### Set problem
Search the material for the word "books" and report each line where it turns up.
········
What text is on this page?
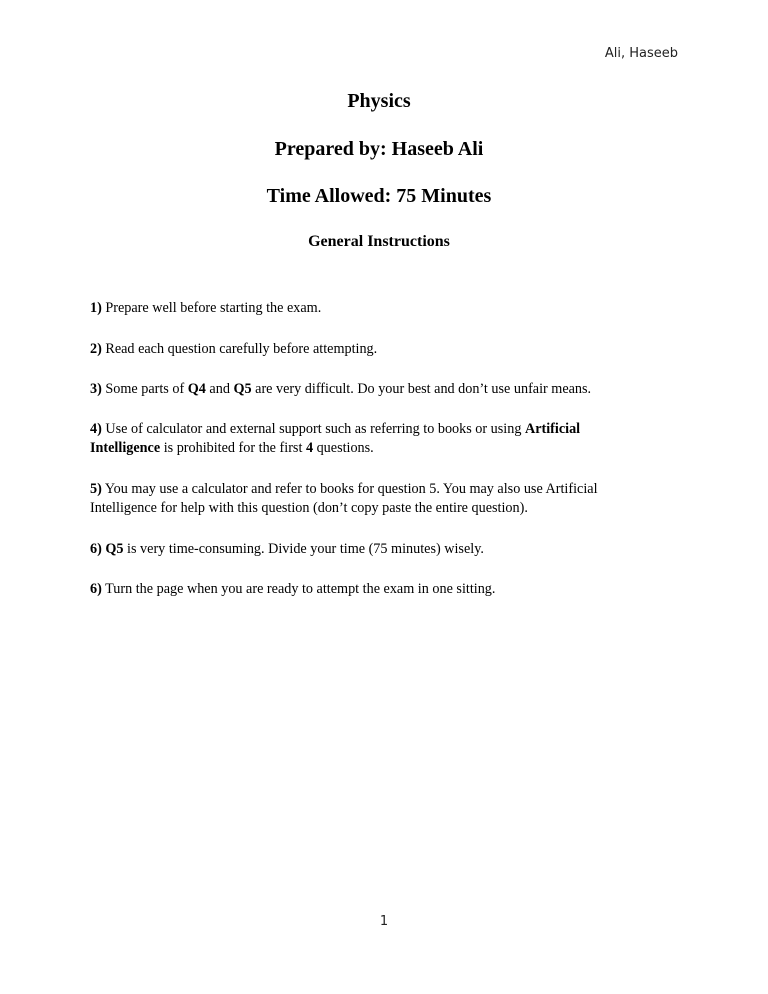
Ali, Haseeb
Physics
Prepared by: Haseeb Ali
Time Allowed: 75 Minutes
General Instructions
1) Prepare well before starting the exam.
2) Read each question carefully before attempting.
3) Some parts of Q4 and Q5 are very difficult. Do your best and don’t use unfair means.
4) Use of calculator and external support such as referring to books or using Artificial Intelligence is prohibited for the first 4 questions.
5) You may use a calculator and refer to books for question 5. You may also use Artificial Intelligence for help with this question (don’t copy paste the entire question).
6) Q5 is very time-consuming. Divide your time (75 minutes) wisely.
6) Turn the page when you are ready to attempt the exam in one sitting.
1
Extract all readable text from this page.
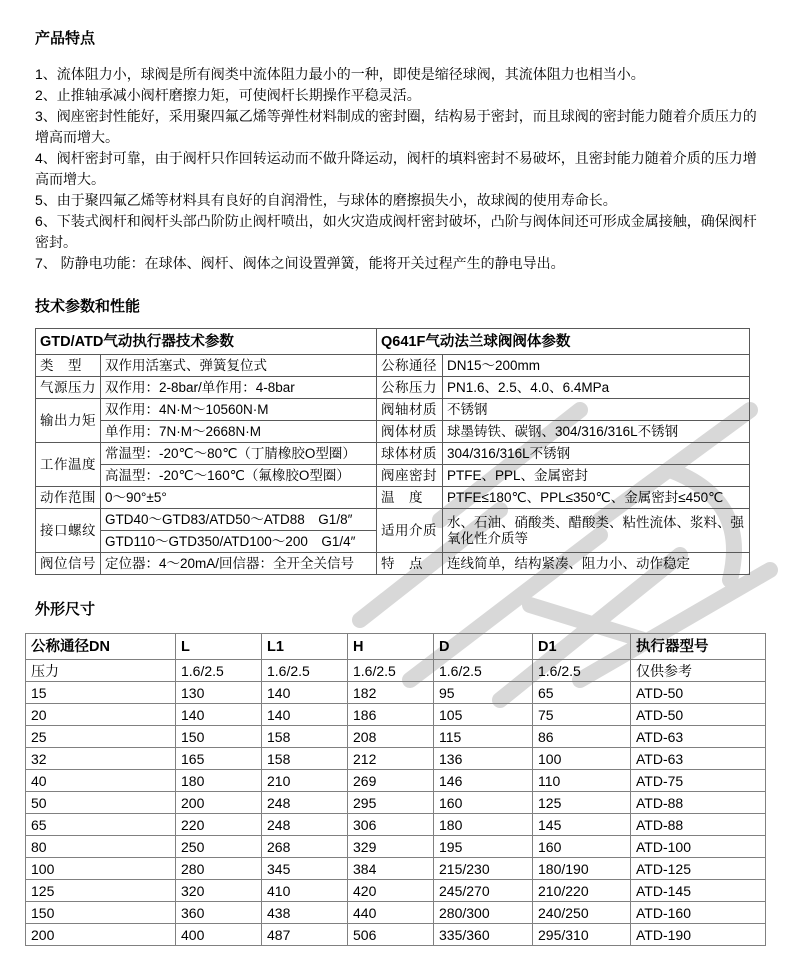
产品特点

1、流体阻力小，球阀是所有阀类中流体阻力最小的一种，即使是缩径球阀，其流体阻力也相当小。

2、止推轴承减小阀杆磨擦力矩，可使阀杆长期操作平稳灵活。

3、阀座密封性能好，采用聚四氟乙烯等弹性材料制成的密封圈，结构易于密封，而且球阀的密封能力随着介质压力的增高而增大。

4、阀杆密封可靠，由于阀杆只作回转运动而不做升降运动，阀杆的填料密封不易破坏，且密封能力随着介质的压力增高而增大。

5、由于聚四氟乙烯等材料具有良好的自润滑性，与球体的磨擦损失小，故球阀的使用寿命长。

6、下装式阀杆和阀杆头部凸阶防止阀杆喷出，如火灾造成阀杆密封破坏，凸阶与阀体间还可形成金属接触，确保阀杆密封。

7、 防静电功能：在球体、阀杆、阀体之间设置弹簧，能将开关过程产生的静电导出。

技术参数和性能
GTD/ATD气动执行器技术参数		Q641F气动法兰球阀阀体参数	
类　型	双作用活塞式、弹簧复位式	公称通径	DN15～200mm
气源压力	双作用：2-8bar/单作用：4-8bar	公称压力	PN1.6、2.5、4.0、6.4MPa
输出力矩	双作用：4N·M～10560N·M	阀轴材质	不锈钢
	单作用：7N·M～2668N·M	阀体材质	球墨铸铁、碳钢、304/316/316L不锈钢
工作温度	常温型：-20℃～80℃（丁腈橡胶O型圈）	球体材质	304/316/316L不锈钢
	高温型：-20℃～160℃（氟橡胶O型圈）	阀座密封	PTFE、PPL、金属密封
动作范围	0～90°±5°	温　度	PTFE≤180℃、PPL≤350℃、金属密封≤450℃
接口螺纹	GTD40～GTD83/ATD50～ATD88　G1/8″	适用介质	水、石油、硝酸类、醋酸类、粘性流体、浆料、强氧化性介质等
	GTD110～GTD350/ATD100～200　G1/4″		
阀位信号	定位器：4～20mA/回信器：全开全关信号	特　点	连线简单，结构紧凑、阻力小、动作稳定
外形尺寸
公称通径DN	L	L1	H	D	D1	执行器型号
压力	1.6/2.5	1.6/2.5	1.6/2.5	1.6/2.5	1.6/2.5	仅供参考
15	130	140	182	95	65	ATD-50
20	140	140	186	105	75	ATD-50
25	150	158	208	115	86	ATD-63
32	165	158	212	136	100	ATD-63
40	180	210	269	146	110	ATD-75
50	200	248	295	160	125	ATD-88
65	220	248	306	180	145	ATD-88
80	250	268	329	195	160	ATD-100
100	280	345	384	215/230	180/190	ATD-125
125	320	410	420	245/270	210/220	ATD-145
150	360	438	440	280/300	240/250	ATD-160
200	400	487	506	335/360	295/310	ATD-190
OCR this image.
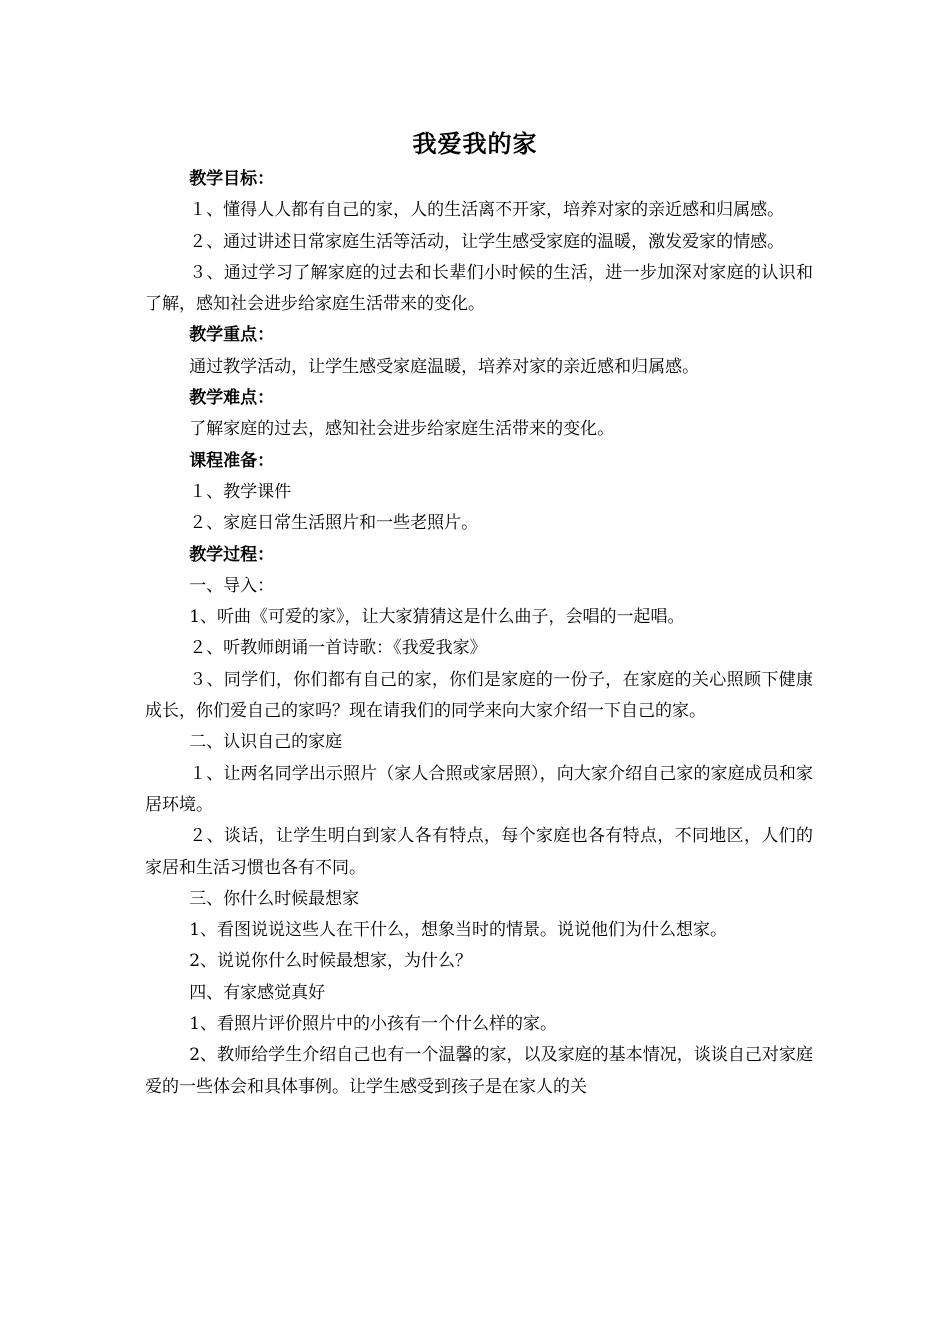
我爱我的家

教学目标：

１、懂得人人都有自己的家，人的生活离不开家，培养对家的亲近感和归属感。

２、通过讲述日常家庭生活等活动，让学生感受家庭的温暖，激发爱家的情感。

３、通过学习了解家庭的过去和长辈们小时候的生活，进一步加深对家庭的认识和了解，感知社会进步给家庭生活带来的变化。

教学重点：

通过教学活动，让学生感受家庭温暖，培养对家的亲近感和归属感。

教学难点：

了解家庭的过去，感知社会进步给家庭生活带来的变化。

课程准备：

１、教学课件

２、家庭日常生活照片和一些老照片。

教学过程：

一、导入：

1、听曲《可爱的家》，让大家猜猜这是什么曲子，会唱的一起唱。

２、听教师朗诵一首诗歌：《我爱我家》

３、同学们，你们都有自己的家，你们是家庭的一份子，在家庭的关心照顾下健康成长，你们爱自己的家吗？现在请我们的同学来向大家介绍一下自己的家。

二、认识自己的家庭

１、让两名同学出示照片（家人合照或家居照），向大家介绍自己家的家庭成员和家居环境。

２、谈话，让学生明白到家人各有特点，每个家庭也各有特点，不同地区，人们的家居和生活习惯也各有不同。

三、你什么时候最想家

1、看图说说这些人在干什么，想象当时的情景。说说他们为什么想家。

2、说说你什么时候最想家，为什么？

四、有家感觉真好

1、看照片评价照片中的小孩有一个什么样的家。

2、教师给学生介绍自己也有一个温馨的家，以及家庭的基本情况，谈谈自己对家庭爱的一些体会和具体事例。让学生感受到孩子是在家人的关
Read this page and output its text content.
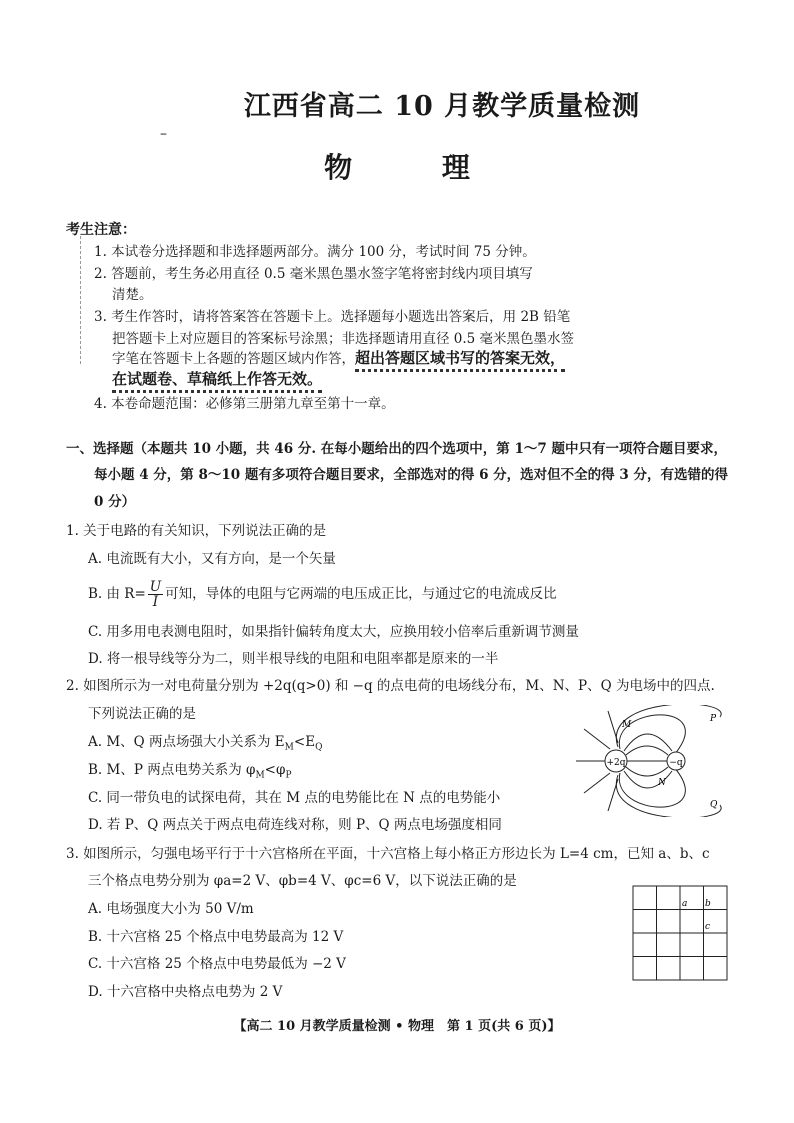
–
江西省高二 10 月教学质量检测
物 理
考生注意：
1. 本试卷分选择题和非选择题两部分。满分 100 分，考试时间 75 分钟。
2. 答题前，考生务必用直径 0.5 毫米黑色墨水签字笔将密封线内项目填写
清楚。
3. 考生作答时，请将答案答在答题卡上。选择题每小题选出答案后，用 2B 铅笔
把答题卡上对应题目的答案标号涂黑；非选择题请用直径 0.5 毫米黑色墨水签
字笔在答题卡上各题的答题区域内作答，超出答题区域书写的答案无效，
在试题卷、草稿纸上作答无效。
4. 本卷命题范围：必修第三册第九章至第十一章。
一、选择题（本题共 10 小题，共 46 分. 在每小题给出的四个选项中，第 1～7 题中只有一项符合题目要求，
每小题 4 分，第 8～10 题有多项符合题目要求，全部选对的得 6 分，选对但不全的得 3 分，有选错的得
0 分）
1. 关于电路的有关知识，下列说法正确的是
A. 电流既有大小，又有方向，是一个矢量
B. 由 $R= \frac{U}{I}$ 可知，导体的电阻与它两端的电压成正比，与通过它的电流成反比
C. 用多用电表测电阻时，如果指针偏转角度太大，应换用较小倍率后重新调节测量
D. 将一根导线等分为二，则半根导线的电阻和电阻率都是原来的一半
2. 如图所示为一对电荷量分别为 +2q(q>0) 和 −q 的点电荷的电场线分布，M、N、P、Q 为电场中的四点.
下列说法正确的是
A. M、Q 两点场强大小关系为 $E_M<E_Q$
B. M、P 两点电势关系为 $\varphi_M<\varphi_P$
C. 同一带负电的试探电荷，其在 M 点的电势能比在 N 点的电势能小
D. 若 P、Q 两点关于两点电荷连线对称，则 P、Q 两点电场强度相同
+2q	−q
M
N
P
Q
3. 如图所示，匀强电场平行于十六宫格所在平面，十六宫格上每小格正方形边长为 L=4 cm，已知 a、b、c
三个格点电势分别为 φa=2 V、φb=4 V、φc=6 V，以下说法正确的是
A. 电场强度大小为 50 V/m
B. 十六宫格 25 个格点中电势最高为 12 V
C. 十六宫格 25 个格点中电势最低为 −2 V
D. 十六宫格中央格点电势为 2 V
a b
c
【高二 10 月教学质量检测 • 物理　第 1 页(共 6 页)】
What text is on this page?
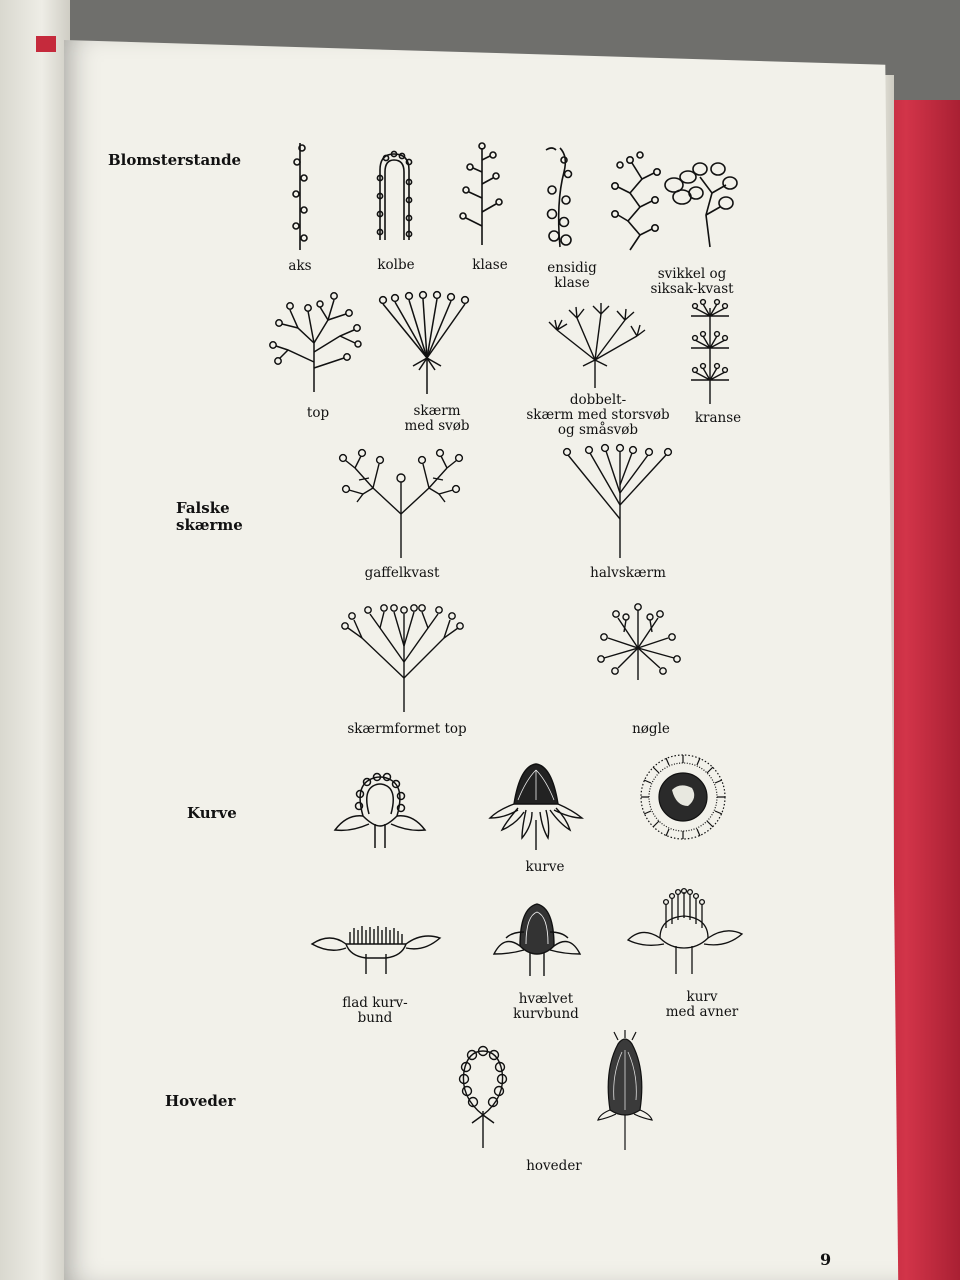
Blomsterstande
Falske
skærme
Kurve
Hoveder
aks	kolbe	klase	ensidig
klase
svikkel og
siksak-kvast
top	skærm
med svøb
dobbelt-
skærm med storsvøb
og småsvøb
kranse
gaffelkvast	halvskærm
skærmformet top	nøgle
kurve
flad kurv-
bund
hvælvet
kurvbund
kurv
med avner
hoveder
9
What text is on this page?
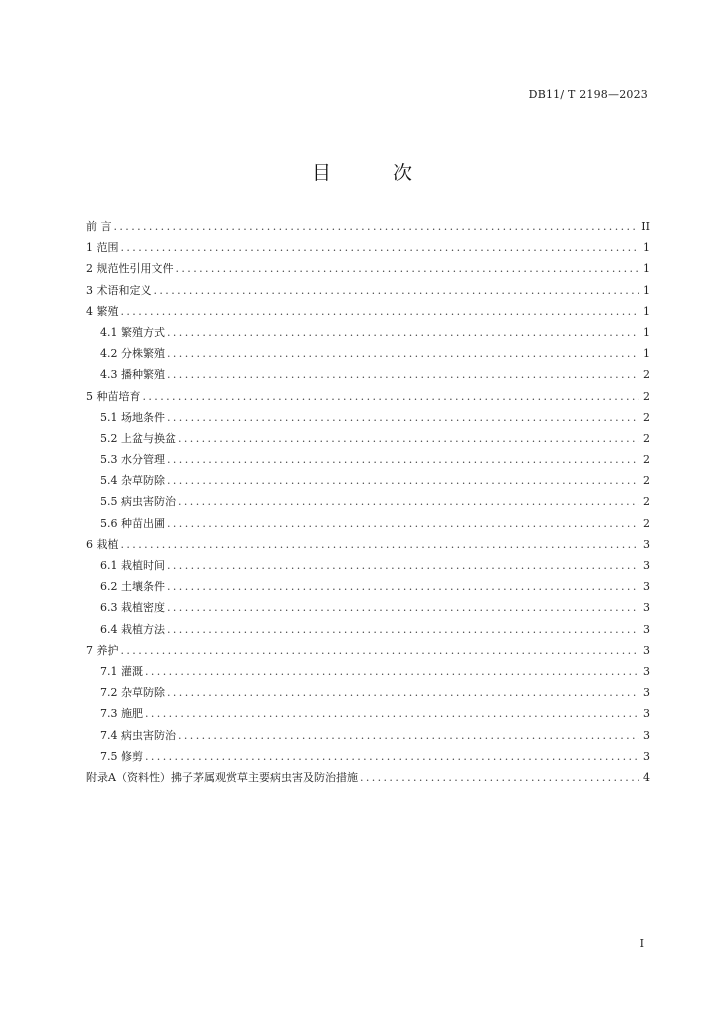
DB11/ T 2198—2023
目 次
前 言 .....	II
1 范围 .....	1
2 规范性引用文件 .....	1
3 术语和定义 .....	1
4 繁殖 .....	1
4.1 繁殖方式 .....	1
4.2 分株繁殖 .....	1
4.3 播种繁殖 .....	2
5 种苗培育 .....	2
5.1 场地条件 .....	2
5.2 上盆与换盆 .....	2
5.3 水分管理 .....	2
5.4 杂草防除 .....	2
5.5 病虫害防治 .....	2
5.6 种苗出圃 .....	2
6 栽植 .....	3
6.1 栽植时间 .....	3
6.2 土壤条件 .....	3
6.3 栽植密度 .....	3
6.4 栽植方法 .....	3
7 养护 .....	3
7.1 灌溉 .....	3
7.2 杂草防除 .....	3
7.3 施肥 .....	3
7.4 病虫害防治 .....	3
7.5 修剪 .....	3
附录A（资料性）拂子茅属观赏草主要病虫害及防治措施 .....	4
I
········
### Full output
4) Use of calculator and external support such as referring to books or using Artificial Intelligence is prohibited for the first 4 questions.
5) You may use a calculator and refer to books for question 5. You may also use Artificial Intelligence for help with this question (don’t copy paste the entire question).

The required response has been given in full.